## Task details
Go through the listing below and list every line with "title".

# Start of Exercise data

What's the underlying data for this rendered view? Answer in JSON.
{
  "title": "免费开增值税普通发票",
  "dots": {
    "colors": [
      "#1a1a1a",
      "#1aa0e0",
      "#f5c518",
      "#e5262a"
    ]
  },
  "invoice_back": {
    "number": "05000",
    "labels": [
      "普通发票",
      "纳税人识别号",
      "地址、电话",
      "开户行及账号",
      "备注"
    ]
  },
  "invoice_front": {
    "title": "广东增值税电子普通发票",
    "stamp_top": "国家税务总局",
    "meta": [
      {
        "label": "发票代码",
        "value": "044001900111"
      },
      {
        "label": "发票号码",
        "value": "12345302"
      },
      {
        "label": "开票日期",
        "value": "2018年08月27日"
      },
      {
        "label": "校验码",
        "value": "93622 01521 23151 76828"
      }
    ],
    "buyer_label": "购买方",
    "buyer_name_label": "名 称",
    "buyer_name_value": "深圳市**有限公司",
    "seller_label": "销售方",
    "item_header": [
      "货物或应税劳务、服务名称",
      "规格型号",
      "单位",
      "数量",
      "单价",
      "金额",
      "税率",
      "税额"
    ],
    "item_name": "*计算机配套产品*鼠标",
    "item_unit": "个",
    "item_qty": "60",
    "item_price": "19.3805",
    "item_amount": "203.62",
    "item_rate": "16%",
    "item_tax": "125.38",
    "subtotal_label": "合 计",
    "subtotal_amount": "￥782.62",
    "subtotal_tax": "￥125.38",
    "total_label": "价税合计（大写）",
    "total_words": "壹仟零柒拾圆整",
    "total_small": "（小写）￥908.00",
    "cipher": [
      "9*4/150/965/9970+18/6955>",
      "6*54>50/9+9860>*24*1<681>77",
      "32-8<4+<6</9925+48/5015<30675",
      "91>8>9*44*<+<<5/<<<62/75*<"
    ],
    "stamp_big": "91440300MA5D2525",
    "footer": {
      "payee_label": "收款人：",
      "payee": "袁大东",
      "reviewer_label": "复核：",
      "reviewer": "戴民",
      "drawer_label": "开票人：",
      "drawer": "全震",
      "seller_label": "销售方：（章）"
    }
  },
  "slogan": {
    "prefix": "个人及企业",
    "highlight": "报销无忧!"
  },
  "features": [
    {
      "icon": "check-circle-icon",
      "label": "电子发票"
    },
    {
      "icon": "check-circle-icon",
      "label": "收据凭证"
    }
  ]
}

# End of Exercise data

## Task answer
  "title": "免费开增值税普通发票",
    "title": "广东增值税电子普通发票",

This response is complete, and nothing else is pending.